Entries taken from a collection
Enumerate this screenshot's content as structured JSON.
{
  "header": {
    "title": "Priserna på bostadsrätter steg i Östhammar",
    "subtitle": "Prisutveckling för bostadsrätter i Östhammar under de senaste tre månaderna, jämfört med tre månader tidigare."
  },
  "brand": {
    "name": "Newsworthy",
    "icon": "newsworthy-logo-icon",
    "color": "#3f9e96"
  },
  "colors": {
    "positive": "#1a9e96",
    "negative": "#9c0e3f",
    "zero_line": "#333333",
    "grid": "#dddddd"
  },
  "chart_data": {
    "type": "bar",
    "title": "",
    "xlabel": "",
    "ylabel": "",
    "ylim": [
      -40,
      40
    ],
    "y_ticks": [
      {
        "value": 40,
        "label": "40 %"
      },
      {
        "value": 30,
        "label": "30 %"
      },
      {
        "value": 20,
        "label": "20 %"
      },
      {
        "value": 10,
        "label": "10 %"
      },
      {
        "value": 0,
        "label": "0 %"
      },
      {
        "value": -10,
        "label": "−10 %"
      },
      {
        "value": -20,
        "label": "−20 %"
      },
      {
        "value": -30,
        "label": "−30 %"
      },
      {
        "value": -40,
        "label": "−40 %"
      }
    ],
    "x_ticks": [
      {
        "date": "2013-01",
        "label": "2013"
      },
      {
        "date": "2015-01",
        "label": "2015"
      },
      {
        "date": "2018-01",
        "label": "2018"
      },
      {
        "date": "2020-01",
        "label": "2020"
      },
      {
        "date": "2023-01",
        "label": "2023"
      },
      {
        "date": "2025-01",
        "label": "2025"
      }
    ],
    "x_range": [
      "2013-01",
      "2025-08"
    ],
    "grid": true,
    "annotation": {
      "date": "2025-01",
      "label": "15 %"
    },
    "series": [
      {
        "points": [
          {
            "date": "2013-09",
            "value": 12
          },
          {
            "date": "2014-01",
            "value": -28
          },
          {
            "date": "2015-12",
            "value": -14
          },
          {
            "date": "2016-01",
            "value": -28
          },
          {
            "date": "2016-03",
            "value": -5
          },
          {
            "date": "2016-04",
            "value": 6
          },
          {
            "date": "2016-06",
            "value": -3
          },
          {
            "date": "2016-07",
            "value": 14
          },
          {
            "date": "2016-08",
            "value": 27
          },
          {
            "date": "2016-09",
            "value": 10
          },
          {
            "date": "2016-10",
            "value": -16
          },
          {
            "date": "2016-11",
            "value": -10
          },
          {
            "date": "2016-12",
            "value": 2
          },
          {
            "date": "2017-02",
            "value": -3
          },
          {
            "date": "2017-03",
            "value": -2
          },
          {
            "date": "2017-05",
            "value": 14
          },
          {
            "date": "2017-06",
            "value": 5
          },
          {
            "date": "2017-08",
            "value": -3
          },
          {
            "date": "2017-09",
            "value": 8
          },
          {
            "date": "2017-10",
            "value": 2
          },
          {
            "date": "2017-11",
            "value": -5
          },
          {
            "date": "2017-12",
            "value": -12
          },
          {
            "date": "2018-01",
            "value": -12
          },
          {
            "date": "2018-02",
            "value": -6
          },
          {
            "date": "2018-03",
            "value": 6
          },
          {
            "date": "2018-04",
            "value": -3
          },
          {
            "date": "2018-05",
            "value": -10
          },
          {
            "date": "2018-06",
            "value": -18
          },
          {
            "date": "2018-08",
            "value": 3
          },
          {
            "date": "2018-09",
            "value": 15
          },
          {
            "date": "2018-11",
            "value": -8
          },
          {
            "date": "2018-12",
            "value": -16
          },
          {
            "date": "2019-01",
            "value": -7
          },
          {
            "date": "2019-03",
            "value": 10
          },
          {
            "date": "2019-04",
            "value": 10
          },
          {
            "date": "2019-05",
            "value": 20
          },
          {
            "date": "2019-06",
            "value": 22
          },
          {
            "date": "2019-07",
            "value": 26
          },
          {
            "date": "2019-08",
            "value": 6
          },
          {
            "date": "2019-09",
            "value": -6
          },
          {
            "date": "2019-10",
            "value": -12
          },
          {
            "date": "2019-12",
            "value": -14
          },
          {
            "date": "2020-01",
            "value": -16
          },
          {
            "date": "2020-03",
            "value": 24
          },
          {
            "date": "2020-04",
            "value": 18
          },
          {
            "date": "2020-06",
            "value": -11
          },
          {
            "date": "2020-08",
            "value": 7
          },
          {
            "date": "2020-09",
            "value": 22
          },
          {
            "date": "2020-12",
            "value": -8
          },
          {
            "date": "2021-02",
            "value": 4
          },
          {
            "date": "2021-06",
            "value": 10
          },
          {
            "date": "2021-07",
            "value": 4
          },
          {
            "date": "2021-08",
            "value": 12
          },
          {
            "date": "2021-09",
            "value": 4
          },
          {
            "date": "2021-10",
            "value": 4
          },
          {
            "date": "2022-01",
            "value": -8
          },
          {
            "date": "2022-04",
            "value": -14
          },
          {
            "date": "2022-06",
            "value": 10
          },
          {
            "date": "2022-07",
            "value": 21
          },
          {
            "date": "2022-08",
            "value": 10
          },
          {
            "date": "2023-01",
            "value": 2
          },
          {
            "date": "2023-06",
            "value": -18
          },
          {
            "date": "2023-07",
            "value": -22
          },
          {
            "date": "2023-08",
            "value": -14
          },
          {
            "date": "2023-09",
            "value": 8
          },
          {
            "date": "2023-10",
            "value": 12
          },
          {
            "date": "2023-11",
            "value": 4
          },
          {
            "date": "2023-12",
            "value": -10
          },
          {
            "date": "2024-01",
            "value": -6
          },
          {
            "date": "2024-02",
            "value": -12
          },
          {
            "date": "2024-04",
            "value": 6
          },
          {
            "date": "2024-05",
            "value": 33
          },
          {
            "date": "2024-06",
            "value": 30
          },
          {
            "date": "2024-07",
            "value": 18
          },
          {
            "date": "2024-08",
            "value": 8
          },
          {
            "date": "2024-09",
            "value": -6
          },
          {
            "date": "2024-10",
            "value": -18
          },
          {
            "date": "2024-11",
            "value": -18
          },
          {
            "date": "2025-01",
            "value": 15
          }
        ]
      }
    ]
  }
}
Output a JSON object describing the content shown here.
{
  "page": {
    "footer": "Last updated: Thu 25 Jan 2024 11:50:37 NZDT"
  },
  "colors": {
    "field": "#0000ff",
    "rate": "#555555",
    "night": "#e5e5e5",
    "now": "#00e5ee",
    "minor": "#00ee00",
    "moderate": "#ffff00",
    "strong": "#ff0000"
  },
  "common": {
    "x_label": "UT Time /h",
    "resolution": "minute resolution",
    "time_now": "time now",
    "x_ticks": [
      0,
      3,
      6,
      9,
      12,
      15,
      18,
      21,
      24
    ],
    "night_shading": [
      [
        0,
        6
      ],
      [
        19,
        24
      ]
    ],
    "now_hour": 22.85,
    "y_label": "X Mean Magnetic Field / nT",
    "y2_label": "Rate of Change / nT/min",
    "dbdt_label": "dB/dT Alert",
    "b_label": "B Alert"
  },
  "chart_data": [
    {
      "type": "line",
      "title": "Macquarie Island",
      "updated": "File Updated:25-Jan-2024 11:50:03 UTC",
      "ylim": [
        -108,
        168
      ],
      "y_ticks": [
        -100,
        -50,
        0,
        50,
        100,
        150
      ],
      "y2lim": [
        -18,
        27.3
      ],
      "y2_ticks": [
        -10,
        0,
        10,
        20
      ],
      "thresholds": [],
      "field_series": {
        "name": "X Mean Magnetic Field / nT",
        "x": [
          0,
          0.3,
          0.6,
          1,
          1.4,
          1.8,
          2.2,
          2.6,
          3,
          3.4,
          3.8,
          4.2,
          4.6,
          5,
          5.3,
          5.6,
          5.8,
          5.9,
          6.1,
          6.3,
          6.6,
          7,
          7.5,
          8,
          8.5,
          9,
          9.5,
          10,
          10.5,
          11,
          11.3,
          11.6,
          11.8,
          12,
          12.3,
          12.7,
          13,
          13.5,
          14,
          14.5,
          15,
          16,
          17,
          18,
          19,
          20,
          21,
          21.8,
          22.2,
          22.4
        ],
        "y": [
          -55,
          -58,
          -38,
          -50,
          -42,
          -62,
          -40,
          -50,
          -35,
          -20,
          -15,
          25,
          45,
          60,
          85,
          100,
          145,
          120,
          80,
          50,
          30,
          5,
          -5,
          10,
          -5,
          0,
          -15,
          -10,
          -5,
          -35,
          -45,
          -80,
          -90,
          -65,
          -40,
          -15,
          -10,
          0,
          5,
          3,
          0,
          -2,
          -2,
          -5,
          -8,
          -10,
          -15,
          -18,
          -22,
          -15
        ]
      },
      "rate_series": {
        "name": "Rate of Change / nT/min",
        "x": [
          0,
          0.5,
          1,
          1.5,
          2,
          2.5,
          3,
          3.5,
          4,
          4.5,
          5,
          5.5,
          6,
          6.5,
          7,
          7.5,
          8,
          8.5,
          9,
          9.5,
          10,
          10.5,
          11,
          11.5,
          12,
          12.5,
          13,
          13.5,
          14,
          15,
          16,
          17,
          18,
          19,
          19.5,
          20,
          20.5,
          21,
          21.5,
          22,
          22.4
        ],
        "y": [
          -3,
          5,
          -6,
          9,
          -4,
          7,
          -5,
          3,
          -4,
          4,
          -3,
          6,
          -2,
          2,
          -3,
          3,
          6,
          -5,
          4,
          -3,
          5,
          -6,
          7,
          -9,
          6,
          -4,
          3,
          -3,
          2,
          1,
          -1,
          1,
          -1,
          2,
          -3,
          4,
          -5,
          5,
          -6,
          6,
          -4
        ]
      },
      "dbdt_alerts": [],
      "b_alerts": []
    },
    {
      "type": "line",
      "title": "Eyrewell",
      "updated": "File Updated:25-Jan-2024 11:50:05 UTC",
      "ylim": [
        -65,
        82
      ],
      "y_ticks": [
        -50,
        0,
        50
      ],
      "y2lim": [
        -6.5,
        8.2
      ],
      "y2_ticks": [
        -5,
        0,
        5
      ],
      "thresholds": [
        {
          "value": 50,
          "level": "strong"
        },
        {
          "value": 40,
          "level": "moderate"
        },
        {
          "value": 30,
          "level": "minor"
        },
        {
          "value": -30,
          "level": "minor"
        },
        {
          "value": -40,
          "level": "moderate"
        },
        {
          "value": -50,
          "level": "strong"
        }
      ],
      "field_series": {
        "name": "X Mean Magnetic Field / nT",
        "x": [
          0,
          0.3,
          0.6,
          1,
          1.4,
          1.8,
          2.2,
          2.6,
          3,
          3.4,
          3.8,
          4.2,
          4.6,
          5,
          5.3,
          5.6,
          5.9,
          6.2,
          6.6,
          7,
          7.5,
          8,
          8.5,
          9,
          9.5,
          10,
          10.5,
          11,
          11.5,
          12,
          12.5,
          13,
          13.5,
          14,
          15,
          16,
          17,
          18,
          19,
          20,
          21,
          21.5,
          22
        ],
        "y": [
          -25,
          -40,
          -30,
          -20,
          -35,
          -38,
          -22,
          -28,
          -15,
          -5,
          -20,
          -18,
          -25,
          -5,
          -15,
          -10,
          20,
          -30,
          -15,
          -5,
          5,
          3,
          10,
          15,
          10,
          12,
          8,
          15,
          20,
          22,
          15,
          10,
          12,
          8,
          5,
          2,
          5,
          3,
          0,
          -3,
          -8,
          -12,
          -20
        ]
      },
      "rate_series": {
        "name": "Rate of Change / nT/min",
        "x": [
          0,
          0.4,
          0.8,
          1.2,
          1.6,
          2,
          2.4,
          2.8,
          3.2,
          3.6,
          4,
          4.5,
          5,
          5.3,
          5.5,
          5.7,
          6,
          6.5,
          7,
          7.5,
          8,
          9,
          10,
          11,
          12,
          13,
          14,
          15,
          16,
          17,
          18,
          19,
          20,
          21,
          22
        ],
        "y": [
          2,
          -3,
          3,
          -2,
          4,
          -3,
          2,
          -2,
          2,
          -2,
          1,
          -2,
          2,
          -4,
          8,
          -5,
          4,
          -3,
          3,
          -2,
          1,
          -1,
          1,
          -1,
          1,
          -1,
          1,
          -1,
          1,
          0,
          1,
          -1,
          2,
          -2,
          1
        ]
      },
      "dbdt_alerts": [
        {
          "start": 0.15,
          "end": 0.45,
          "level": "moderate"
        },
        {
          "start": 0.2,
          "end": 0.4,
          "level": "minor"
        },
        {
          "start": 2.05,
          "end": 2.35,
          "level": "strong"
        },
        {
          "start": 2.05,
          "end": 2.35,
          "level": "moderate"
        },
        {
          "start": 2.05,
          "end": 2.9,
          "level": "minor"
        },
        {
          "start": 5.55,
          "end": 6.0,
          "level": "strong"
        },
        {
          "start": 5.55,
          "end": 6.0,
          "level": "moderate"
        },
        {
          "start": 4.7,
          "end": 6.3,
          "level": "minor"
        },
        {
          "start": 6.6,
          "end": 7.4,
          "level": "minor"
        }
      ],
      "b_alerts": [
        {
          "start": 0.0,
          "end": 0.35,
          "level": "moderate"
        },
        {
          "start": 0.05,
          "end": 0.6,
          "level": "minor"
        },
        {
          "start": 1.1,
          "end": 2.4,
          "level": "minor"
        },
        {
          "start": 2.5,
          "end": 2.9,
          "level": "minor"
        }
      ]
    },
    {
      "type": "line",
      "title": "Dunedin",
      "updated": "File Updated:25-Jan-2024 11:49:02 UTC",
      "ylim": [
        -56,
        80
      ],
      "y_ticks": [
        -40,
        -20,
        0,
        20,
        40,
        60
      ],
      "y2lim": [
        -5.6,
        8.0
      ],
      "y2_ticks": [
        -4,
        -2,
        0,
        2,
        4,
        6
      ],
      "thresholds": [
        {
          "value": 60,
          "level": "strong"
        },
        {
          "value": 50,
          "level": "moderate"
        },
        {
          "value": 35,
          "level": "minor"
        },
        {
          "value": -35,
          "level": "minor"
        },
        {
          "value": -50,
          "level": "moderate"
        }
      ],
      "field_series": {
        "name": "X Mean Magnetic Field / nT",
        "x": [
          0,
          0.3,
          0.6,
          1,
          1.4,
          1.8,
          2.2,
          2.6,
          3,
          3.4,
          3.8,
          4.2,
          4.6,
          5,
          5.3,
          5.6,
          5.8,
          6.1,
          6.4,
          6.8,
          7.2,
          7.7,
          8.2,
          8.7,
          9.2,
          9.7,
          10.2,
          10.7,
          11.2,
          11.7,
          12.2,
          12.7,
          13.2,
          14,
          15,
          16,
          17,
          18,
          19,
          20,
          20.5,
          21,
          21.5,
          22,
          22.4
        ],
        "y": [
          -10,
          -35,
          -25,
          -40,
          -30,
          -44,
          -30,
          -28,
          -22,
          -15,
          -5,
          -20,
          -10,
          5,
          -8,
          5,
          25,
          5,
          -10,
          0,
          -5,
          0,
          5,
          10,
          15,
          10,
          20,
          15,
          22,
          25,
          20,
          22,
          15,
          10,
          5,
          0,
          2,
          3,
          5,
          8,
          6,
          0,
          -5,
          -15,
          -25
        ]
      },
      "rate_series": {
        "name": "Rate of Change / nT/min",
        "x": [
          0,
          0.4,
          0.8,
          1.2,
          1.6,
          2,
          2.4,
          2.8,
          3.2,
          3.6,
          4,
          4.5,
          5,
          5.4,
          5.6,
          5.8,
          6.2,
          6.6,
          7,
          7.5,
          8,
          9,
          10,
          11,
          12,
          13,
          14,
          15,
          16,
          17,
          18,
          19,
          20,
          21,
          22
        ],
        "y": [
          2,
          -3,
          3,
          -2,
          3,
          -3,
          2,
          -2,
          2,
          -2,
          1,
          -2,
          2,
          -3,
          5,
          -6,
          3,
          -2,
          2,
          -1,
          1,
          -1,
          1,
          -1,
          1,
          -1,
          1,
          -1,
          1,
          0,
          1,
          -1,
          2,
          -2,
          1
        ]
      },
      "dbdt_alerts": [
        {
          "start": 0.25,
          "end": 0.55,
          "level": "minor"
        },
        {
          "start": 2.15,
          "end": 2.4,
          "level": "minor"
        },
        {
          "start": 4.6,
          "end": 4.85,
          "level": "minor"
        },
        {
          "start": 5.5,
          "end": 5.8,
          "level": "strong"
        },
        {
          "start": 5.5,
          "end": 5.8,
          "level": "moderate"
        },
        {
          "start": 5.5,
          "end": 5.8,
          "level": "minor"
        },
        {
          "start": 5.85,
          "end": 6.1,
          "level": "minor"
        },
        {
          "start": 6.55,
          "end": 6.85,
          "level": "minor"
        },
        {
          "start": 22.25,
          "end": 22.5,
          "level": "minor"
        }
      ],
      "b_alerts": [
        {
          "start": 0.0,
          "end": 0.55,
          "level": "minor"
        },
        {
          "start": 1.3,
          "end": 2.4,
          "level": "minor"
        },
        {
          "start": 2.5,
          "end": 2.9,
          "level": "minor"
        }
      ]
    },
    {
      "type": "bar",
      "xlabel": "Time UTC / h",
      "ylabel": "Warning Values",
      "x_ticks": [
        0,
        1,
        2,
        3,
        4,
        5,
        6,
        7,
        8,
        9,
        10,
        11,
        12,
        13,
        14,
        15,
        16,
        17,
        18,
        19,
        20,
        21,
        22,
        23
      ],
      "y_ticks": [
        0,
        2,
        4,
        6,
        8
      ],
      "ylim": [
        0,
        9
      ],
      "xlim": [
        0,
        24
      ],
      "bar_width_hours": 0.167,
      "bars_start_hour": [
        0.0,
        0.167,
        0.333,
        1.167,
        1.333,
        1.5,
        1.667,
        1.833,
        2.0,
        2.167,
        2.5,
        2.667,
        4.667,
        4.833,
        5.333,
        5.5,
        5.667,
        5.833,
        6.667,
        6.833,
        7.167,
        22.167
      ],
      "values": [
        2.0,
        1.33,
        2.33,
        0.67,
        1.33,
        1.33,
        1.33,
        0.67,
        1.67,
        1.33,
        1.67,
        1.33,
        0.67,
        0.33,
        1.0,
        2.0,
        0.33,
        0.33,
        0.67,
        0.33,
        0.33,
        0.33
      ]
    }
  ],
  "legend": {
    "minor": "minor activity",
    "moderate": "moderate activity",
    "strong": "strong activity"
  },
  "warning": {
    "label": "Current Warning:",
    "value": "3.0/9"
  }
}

_WHAT YOU HAVE TO DO_
Among the entries above, how many lines hold the string "File"? Respond with nothing but the number.

_EXPECTED ANSWER_
3